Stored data
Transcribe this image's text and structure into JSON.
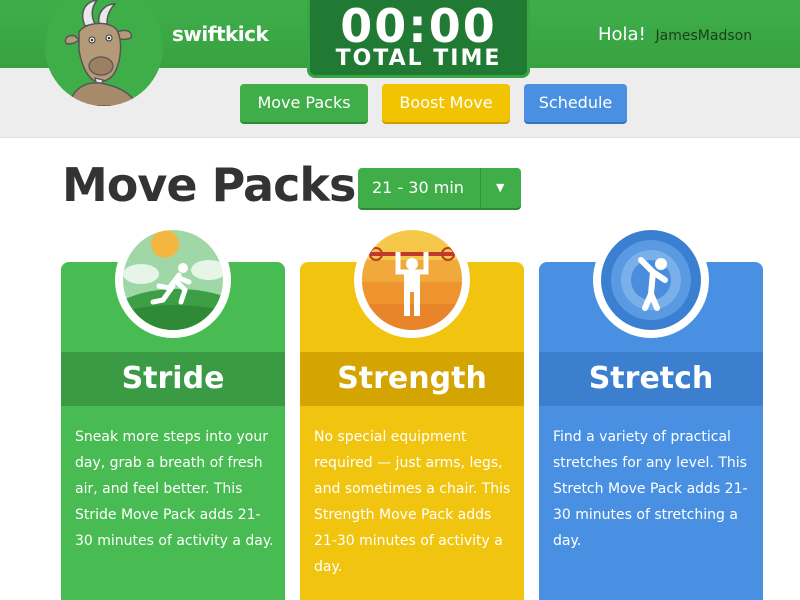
{
  "header": {
    "brand": "swiftkick",
    "timer": {
      "digits": "00:00",
      "label": "TOTAL TIME"
    },
    "greeting": "Hola!",
    "username": "JamesMadson"
  },
  "nav": {
    "move_packs": "Move Packs",
    "boost_move": "Boost Move",
    "schedule": "Schedule"
  },
  "page": {
    "title": "Move Packs",
    "duration_select": {
      "value": "21 - 30 min"
    }
  },
  "cards": [
    {
      "title": "Stride",
      "description": "Sneak more steps into your day, grab a breath of fresh air, and feel better. This Stride Move Pack adds 21-30 minutes of activity a day.",
      "color": "#48bb52",
      "icon": "runner-icon"
    },
    {
      "title": "Strength",
      "description": "No special equipment required — just arms, legs, and sometimes a chair. This Strength Move Pack adds 21-30 minutes of activity a day.",
      "color": "#f1c40f",
      "icon": "weightlifter-icon"
    },
    {
      "title": "Stretch",
      "description": "Find a variety of practical stretches for any level. This Stretch Move Pack adds 21-30 minutes of stretching a day.",
      "color": "#4a90e2",
      "icon": "stretching-figure-icon"
    }
  ],
  "colors": {
    "brand_green": "#3fae49",
    "timer_green": "#217a33",
    "boost_yellow": "#f2c300",
    "schedule_blue": "#4a90e2"
  }
}
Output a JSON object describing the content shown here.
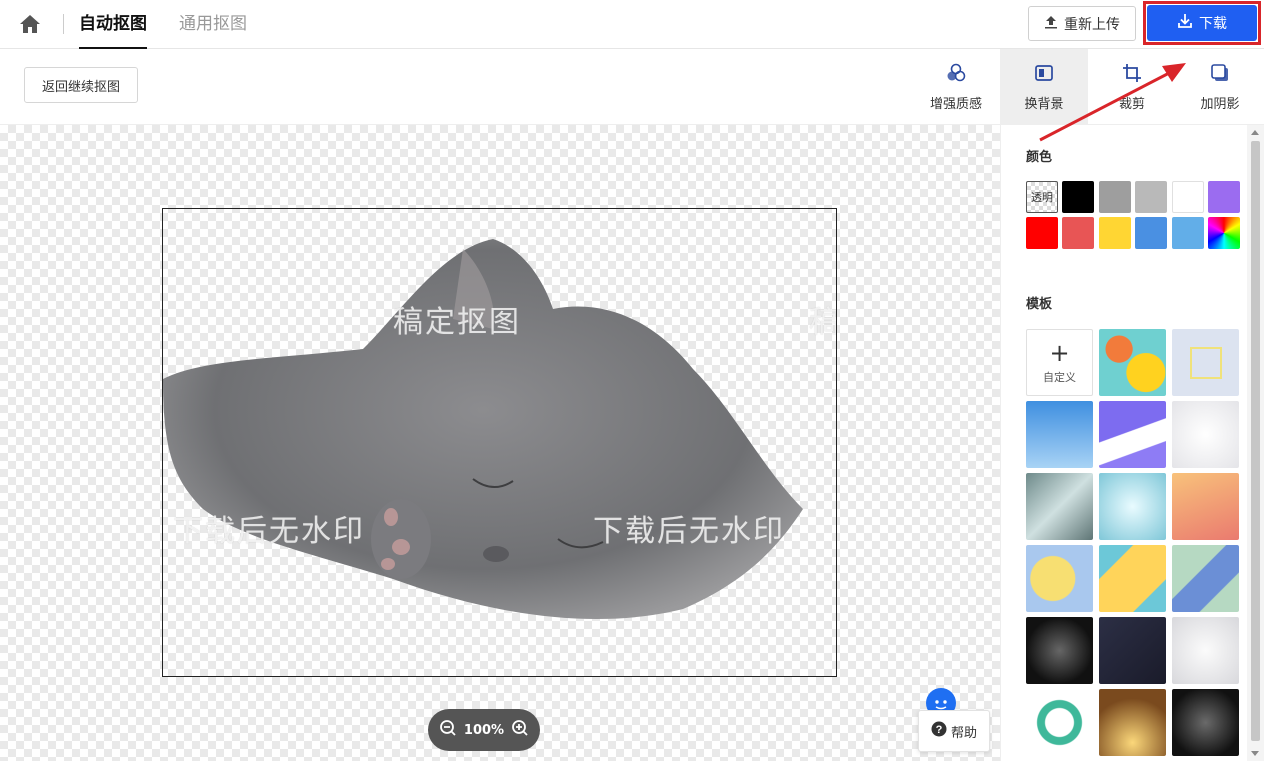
{
  "header": {
    "tabs": [
      {
        "label": "自动抠图",
        "active": true
      },
      {
        "label": "通用抠图",
        "active": false
      }
    ],
    "reupload_label": "重新上传",
    "download_label": "下载"
  },
  "toolbar": {
    "back_label": "返回继续抠图",
    "tools": [
      {
        "label": "增强质感",
        "icon": "enhance-icon"
      },
      {
        "label": "换背景",
        "icon": "background-icon",
        "selected": true
      },
      {
        "label": "裁剪",
        "icon": "crop-icon"
      },
      {
        "label": "加阴影",
        "icon": "shadow-icon"
      }
    ]
  },
  "canvas": {
    "watermarks": [
      "稿定抠图",
      "稿",
      "下载后无水印",
      "下载后无水印"
    ],
    "zoom_level": "100%",
    "help_label": "帮助"
  },
  "panel": {
    "color_title": "颜色",
    "transparent_label": "透明",
    "colors": [
      "transparent",
      "#000000",
      "#9e9e9e",
      "#b9b9b9",
      "#ffffff",
      "#9b6cf0",
      "#ff0000",
      "#e85555",
      "#ffd633",
      "#4a90e2",
      "#62aee8",
      "rainbow"
    ],
    "template_title": "模板",
    "custom_label": "自定义"
  }
}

GIVEN INSTRUCTION
Every record above should come back exactly, but without its pictures.

TASK SOLUTION
Transcribe this image's text and structure into JSON.
{
  "header": {
    "brand": "swiftkick",
    "timer": {
      "digits": "00:00",
      "label": "TOTAL TIME"
    },
    "greeting": "Hola!",
    "username": "JamesMadson"
  },
  "nav": {
    "move_packs": "Move Packs",
    "boost_move": "Boost Move",
    "schedule": "Schedule"
  },
  "page": {
    "title": "Move Packs",
    "duration_select": {
      "value": "21 - 30 min"
    }
  },
  "cards": [
    {
      "title": "Stride",
      "description": "Sneak more steps into your day, grab a breath of fresh air, and feel better. This Stride Move Pack adds 21-30 minutes of activity a day.",
      "color": "#48bb52",
      "icon": "runner-icon"
    },
    {
      "title": "Strength",
      "description": "No special equipment required — just arms, legs, and sometimes a chair. This Strength Move Pack adds 21-30 minutes of activity a day.",
      "color": "#f1c40f",
      "icon": "weightlifter-icon"
    },
    {
      "title": "Stretch",
      "description": "Find a variety of practical stretches for any level. This Stretch Move Pack adds 21-30 minutes of stretching a day.",
      "color": "#4a90e2",
      "icon": "stretching-figure-icon"
    }
  ],
  "colors": {
    "brand_green": "#3fae49",
    "timer_green": "#217a33",
    "boost_yellow": "#f2c300",
    "schedule_blue": "#4a90e2"
  }
}
Output a JSON object describing the content shown here.
{
  "header": {
    "tabs": [
      {
        "label": "自动抠图",
        "active": true
      },
      {
        "label": "通用抠图",
        "active": false
      }
    ],
    "reupload_label": "重新上传",
    "download_label": "下载"
  },
  "toolbar": {
    "back_label": "返回继续抠图",
    "tools": [
      {
        "label": "增强质感",
        "icon": "enhance-icon"
      },
      {
        "label": "换背景",
        "icon": "background-icon",
        "selected": true
      },
      {
        "label": "裁剪",
        "icon": "crop-icon"
      },
      {
        "label": "加阴影",
        "icon": "shadow-icon"
      }
    ]
  },
  "canvas": {
    "watermarks": [
      "稿定抠图",
      "稿",
      "下载后无水印",
      "下载后无水印"
    ],
    "zoom_level": "100%",
    "help_label": "帮助"
  },
  "panel": {
    "color_title": "颜色",
    "transparent_label": "透明",
    "colors": [
      "transparent",
      "#000000",
      "#9e9e9e",
      "#b9b9b9",
      "#ffffff",
      "#9b6cf0",
      "#ff0000",
      "#e85555",
      "#ffd633",
      "#4a90e2",
      "#62aee8",
      "rainbow"
    ],
    "template_title": "模板",
    "custom_label": "自定义"
  }
}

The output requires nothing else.